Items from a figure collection
══════════

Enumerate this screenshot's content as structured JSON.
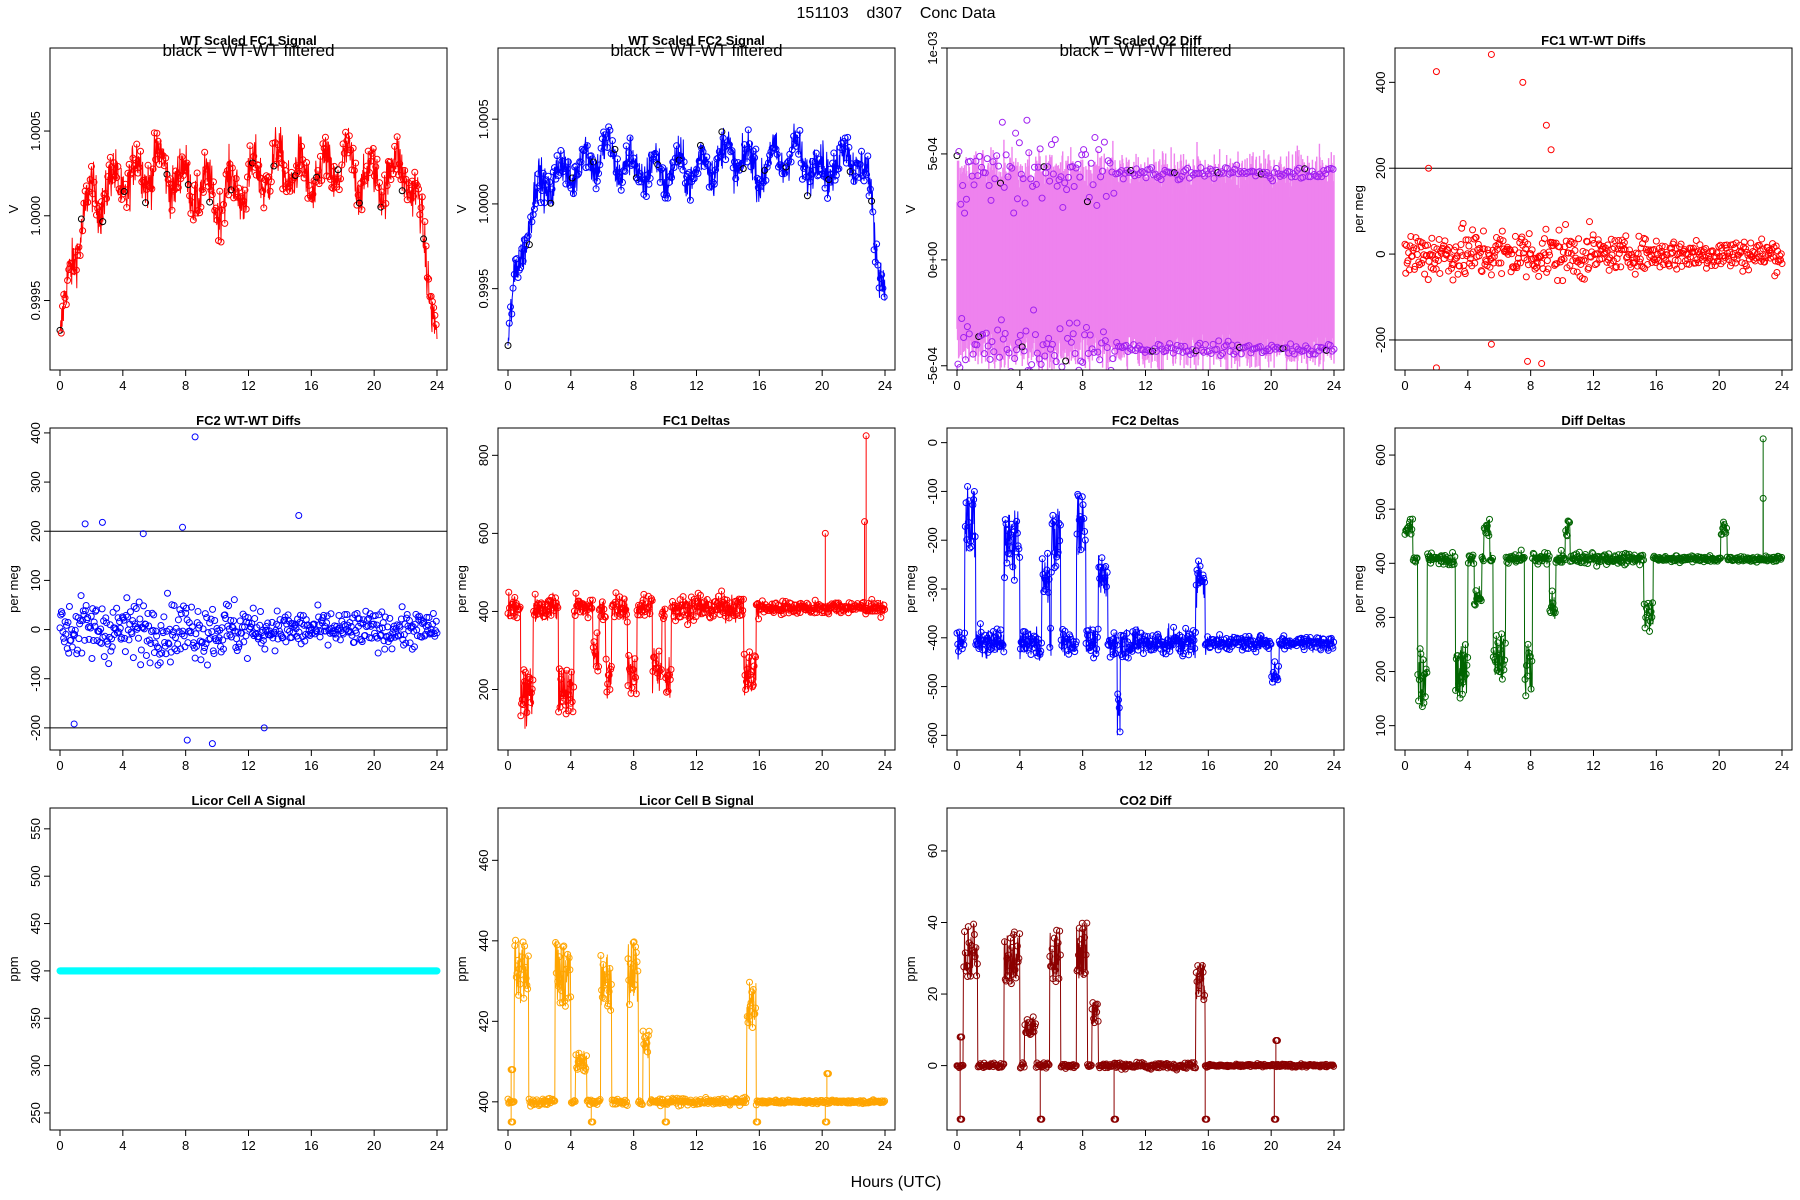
{
  "header": {
    "suptitle": "151103    d307    Conc Data",
    "xlabel": "Hours (UTC)"
  },
  "chart_data": [
    {
      "id": "p1",
      "type": "line",
      "title": "WT Scaled FC1 Signal",
      "subtitle": "black = WT-WT filtered",
      "xlabel": "",
      "ylabel": "V",
      "xlim": [
        0,
        24
      ],
      "ylim": [
        0.99909,
        1.00099
      ],
      "xticks": [
        0,
        4,
        8,
        12,
        16,
        20,
        24
      ],
      "xticklabels": [
        "0",
        "4",
        "8",
        "12",
        "16",
        "20",
        "24"
      ],
      "yticks": [
        0.9995,
        1.0,
        1.0005
      ],
      "yticklabels": [
        "0.9995",
        "1.0000",
        "1.0005"
      ],
      "color": "#ff0000",
      "style": "noisy-band",
      "series_desc": {
        "x": [
          0,
          1,
          2,
          4,
          6,
          8,
          10,
          12,
          14,
          16,
          18,
          20,
          22,
          23,
          23.5,
          24
        ],
        "y": [
          0.99925,
          0.99985,
          1.0001,
          1.0002,
          1.0003,
          1.0002,
          1.0001,
          1.0002,
          1.0003,
          1.0002,
          1.0003,
          1.0002,
          1.0003,
          0.99995,
          0.99965,
          0.9993
        ],
        "spread": 0.0003
      },
      "filtered_color": "#000000"
    },
    {
      "id": "p2",
      "type": "line",
      "title": "WT Scaled FC2 Signal",
      "subtitle": "black = WT-WT filtered",
      "xlabel": "",
      "ylabel": "V",
      "xlim": [
        0,
        24
      ],
      "ylim": [
        0.99902,
        1.00092
      ],
      "xticks": [
        0,
        4,
        8,
        12,
        16,
        20,
        24
      ],
      "xticklabels": [
        "0",
        "4",
        "8",
        "12",
        "16",
        "20",
        "24"
      ],
      "yticks": [
        0.9995,
        1.0,
        1.0005
      ],
      "yticklabels": [
        "0.9995",
        "1.0000",
        "1.0005"
      ],
      "color": "#0000ff",
      "style": "noisy-band",
      "series_desc": {
        "x": [
          0,
          0.5,
          1,
          2,
          4,
          6,
          8,
          10,
          12,
          14,
          16,
          18,
          20,
          22,
          23,
          23.5,
          24
        ],
        "y": [
          0.99915,
          0.99955,
          0.9998,
          1.0001,
          1.0002,
          1.0003,
          1.0002,
          1.0002,
          1.0002,
          1.0003,
          1.0002,
          1.0003,
          1.0002,
          1.0003,
          1.0001,
          0.99975,
          0.9995
        ],
        "spread": 0.00025
      },
      "filtered_color": "#000000"
    },
    {
      "id": "p3",
      "type": "line",
      "title": "WT Scaled O2 Diff",
      "subtitle": "black = WT-WT filtered",
      "xlabel": "",
      "ylabel": "V",
      "xlim": [
        0,
        24
      ],
      "ylim": [
        -0.00052,
        0.001
      ],
      "xticks": [
        0,
        4,
        8,
        12,
        16,
        20,
        24
      ],
      "xticklabels": [
        "0",
        "4",
        "8",
        "12",
        "16",
        "20",
        "24"
      ],
      "yticks": [
        -0.0005,
        0.0,
        0.0005,
        0.001
      ],
      "yticklabels": [
        "-5e-04",
        "0e+00",
        "5e-04",
        "1e-03"
      ],
      "color": "#ee82ee",
      "point_color": "#a020f0",
      "style": "two-level",
      "levels": {
        "high": 0.00041,
        "low": -0.00042
      },
      "series_desc": {
        "x": [
          0,
          4,
          8,
          12,
          16,
          20,
          24
        ],
        "y_high": [
          0.0006,
          0.0004,
          0.00041,
          0.00042,
          0.00041,
          0.00042,
          0.00041
        ],
        "y_low": [
          -0.0004,
          -0.00045,
          -0.00041,
          -0.00041,
          -0.00042,
          -0.0004,
          -0.00042
        ]
      }
    },
    {
      "id": "p4",
      "type": "scatter",
      "title": "FC1 WT-WT Diffs",
      "xlabel": "",
      "ylabel": "per meg",
      "xlim": [
        0,
        24
      ],
      "ylim": [
        -270,
        480
      ],
      "xticks": [
        0,
        4,
        8,
        12,
        16,
        20,
        24
      ],
      "xticklabels": [
        "0",
        "4",
        "8",
        "12",
        "16",
        "20",
        "24"
      ],
      "yticks": [
        -200,
        0,
        200,
        400
      ],
      "yticklabels": [
        "-200",
        "0",
        "200",
        "400"
      ],
      "hlines": [
        200,
        -200
      ],
      "color": "#ff0000",
      "series_desc": {
        "n": 520,
        "mean": 0,
        "sd": 55
      },
      "outliers": [
        [
          2.0,
          425
        ],
        [
          5.5,
          465
        ],
        [
          7.5,
          400
        ],
        [
          9.0,
          300
        ],
        [
          9.3,
          243
        ],
        [
          1.5,
          200
        ],
        [
          2.0,
          -265
        ],
        [
          5.5,
          -210
        ],
        [
          7.8,
          -250
        ],
        [
          8.7,
          -255
        ]
      ]
    },
    {
      "id": "p5",
      "type": "scatter",
      "title": "FC2 WT-WT Diffs",
      "xlabel": "",
      "ylabel": "per meg",
      "xlim": [
        0,
        24
      ],
      "ylim": [
        -245,
        410
      ],
      "xticks": [
        0,
        4,
        8,
        12,
        16,
        20,
        24
      ],
      "xticklabels": [
        "0",
        "4",
        "8",
        "12",
        "16",
        "20",
        "24"
      ],
      "yticks": [
        -200,
        -100,
        0,
        100,
        200,
        300,
        400
      ],
      "yticklabels": [
        "-200",
        "-100",
        "0",
        "100",
        "200",
        "300",
        "400"
      ],
      "hlines": [
        200,
        -200
      ],
      "color": "#0000ff",
      "series_desc": {
        "n": 520,
        "mean": 0,
        "sd": 55
      },
      "outliers": [
        [
          8.6,
          392
        ],
        [
          1.6,
          215
        ],
        [
          2.7,
          218
        ],
        [
          7.8,
          208
        ],
        [
          15.2,
          232
        ],
        [
          5.3,
          195
        ],
        [
          8.1,
          -225
        ],
        [
          9.7,
          -232
        ],
        [
          13.0,
          -200
        ],
        [
          0.9,
          -192
        ]
      ]
    },
    {
      "id": "p6",
      "type": "line",
      "title": "FC1 Deltas",
      "xlabel": "",
      "ylabel": "per meg",
      "xlim": [
        0,
        24
      ],
      "ylim": [
        45,
        870
      ],
      "xticks": [
        0,
        4,
        8,
        12,
        16,
        20,
        24
      ],
      "xticklabels": [
        "0",
        "4",
        "8",
        "12",
        "16",
        "20",
        "24"
      ],
      "yticks": [
        200,
        400,
        600,
        800
      ],
      "yticklabels": [
        "200",
        "400",
        "600",
        "800"
      ],
      "color": "#ff0000",
      "series_desc": {
        "baseline": 410,
        "noise": 25
      },
      "dips": [
        [
          0.8,
          1.6,
          130
        ],
        [
          3.2,
          4.2,
          150
        ],
        [
          5.4,
          5.8,
          250
        ],
        [
          6.2,
          6.6,
          180
        ],
        [
          7.6,
          8.2,
          180
        ],
        [
          9.2,
          9.8,
          220
        ],
        [
          10.0,
          10.4,
          180
        ],
        [
          15.0,
          15.8,
          200
        ]
      ],
      "spikes": [
        [
          22.8,
          850
        ],
        [
          22.7,
          630
        ],
        [
          20.2,
          600
        ]
      ]
    },
    {
      "id": "p7",
      "type": "line",
      "title": "FC2 Deltas",
      "xlabel": "",
      "ylabel": "per meg",
      "xlim": [
        0,
        24
      ],
      "ylim": [
        -630,
        30
      ],
      "xticks": [
        0,
        4,
        8,
        12,
        16,
        20,
        24
      ],
      "xticklabels": [
        "0",
        "4",
        "8",
        "12",
        "16",
        "20",
        "24"
      ],
      "yticks": [
        -600,
        -500,
        -400,
        -300,
        -200,
        -100,
        0
      ],
      "yticklabels": [
        "-600",
        "-500",
        "-400",
        "-300",
        "-200",
        "-100",
        "0"
      ],
      "color": "#0000ff",
      "series_desc": {
        "baseline": -410,
        "noise": 22
      },
      "peaks": [
        [
          0.5,
          1.2,
          -100
        ],
        [
          3.0,
          4.0,
          -150
        ],
        [
          5.4,
          5.9,
          -250
        ],
        [
          6.0,
          6.6,
          -140
        ],
        [
          7.6,
          8.2,
          -110
        ],
        [
          9.0,
          9.6,
          -250
        ],
        [
          15.2,
          15.8,
          -250
        ]
      ],
      "dips": [
        [
          20.0,
          20.5,
          -490
        ],
        [
          10.2,
          10.4,
          -600
        ]
      ]
    },
    {
      "id": "p8",
      "type": "line",
      "title": "Diff Deltas",
      "xlabel": "",
      "ylabel": "per meg",
      "xlim": [
        0,
        24
      ],
      "ylim": [
        55,
        650
      ],
      "xticks": [
        0,
        4,
        8,
        12,
        16,
        20,
        24
      ],
      "xticklabels": [
        "0",
        "4",
        "8",
        "12",
        "16",
        "20",
        "24"
      ],
      "yticks": [
        100,
        200,
        300,
        400,
        500,
        600
      ],
      "yticklabels": [
        "100",
        "200",
        "300",
        "400",
        "500",
        "600"
      ],
      "color": "#006400",
      "series_desc": {
        "baseline": 408,
        "noise": 8
      },
      "dips": [
        [
          0.8,
          1.4,
          140
        ],
        [
          3.2,
          4.0,
          150
        ],
        [
          4.4,
          4.9,
          320
        ],
        [
          5.6,
          6.4,
          180
        ],
        [
          7.6,
          8.1,
          150
        ],
        [
          9.2,
          9.6,
          300
        ],
        [
          15.2,
          15.8,
          280
        ]
      ],
      "peaks": [
        [
          0.0,
          0.5,
          480
        ],
        [
          5.0,
          5.4,
          480
        ],
        [
          10.2,
          10.5,
          480
        ],
        [
          20.1,
          20.5,
          480
        ]
      ],
      "spikes": [
        [
          22.8,
          630
        ],
        [
          22.8,
          520
        ]
      ]
    },
    {
      "id": "p9",
      "type": "line",
      "title": "Licor Cell A Signal",
      "xlabel": "",
      "ylabel": "ppm",
      "xlim": [
        0,
        24
      ],
      "ylim": [
        232,
        572
      ],
      "xticks": [
        0,
        4,
        8,
        12,
        16,
        20,
        24
      ],
      "xticklabels": [
        "0",
        "4",
        "8",
        "12",
        "16",
        "20",
        "24"
      ],
      "yticks": [
        250,
        300,
        350,
        400,
        450,
        500,
        550
      ],
      "yticklabels": [
        "250",
        "300",
        "350",
        "400",
        "450",
        "500",
        "550"
      ],
      "color": "#00ffff",
      "series_desc": {
        "constant": 400
      }
    },
    {
      "id": "p10",
      "type": "line",
      "title": "Licor Cell B Signal",
      "xlabel": "",
      "ylabel": "ppm",
      "xlim": [
        0,
        24
      ],
      "ylim": [
        393,
        473
      ],
      "xticks": [
        0,
        4,
        8,
        12,
        16,
        20,
        24
      ],
      "xticklabels": [
        "0",
        "4",
        "8",
        "12",
        "16",
        "20",
        "24"
      ],
      "yticks": [
        400,
        420,
        440,
        460
      ],
      "yticklabels": [
        "400",
        "420",
        "440",
        "460"
      ],
      "color": "#ffa500",
      "series_desc": {
        "baseline": 400,
        "noise": 0.6
      },
      "episodes": [
        [
          0.4,
          1.3,
          440
        ],
        [
          3.0,
          4.0,
          440
        ],
        [
          4.3,
          5.0,
          413
        ],
        [
          5.9,
          6.6,
          438
        ],
        [
          7.6,
          8.3,
          440
        ],
        [
          8.6,
          9.0,
          418
        ],
        [
          15.2,
          15.8,
          430
        ]
      ],
      "low_marks": [
        [
          0.2,
          395
        ],
        [
          5.3,
          395
        ],
        [
          10.0,
          395
        ],
        [
          15.8,
          395
        ],
        [
          20.2,
          395
        ]
      ],
      "mid_marks": [
        [
          0.2,
          408
        ],
        [
          20.3,
          407
        ]
      ]
    },
    {
      "id": "p11",
      "type": "line",
      "title": "CO2 Diff",
      "xlabel": "",
      "ylabel": "ppm",
      "xlim": [
        0,
        24
      ],
      "ylim": [
        -18,
        72
      ],
      "xticks": [
        0,
        4,
        8,
        12,
        16,
        20,
        24
      ],
      "xticklabels": [
        "0",
        "4",
        "8",
        "12",
        "16",
        "20",
        "24"
      ],
      "yticks": [
        0,
        20,
        40,
        60
      ],
      "yticklabels": [
        "0",
        "20",
        "40",
        "60"
      ],
      "color": "#8b0000",
      "series_desc": {
        "baseline": 0,
        "noise": 0.6
      },
      "episodes": [
        [
          0.4,
          1.3,
          40
        ],
        [
          3.0,
          4.0,
          38
        ],
        [
          4.3,
          5.0,
          13
        ],
        [
          5.9,
          6.6,
          38
        ],
        [
          7.6,
          8.3,
          40
        ],
        [
          8.6,
          9.0,
          18
        ],
        [
          15.2,
          15.8,
          30
        ]
      ],
      "low_marks": [
        [
          0.2,
          -15
        ],
        [
          5.3,
          -15
        ],
        [
          10.0,
          -15
        ],
        [
          15.8,
          -15
        ],
        [
          20.2,
          -15
        ]
      ],
      "mid_marks": [
        [
          0.2,
          8
        ],
        [
          20.3,
          7
        ]
      ]
    }
  ]
}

══════════

• _Written task_
Gather every line containing the word "Signal" and copy it.

• _Response for this exercise_
      "title": "WT Scaled FC1 Signal",
      "title": "WT Scaled FC2 Signal",
      "title": "Licor Cell A Signal",
      "title": "Licor Cell B Signal",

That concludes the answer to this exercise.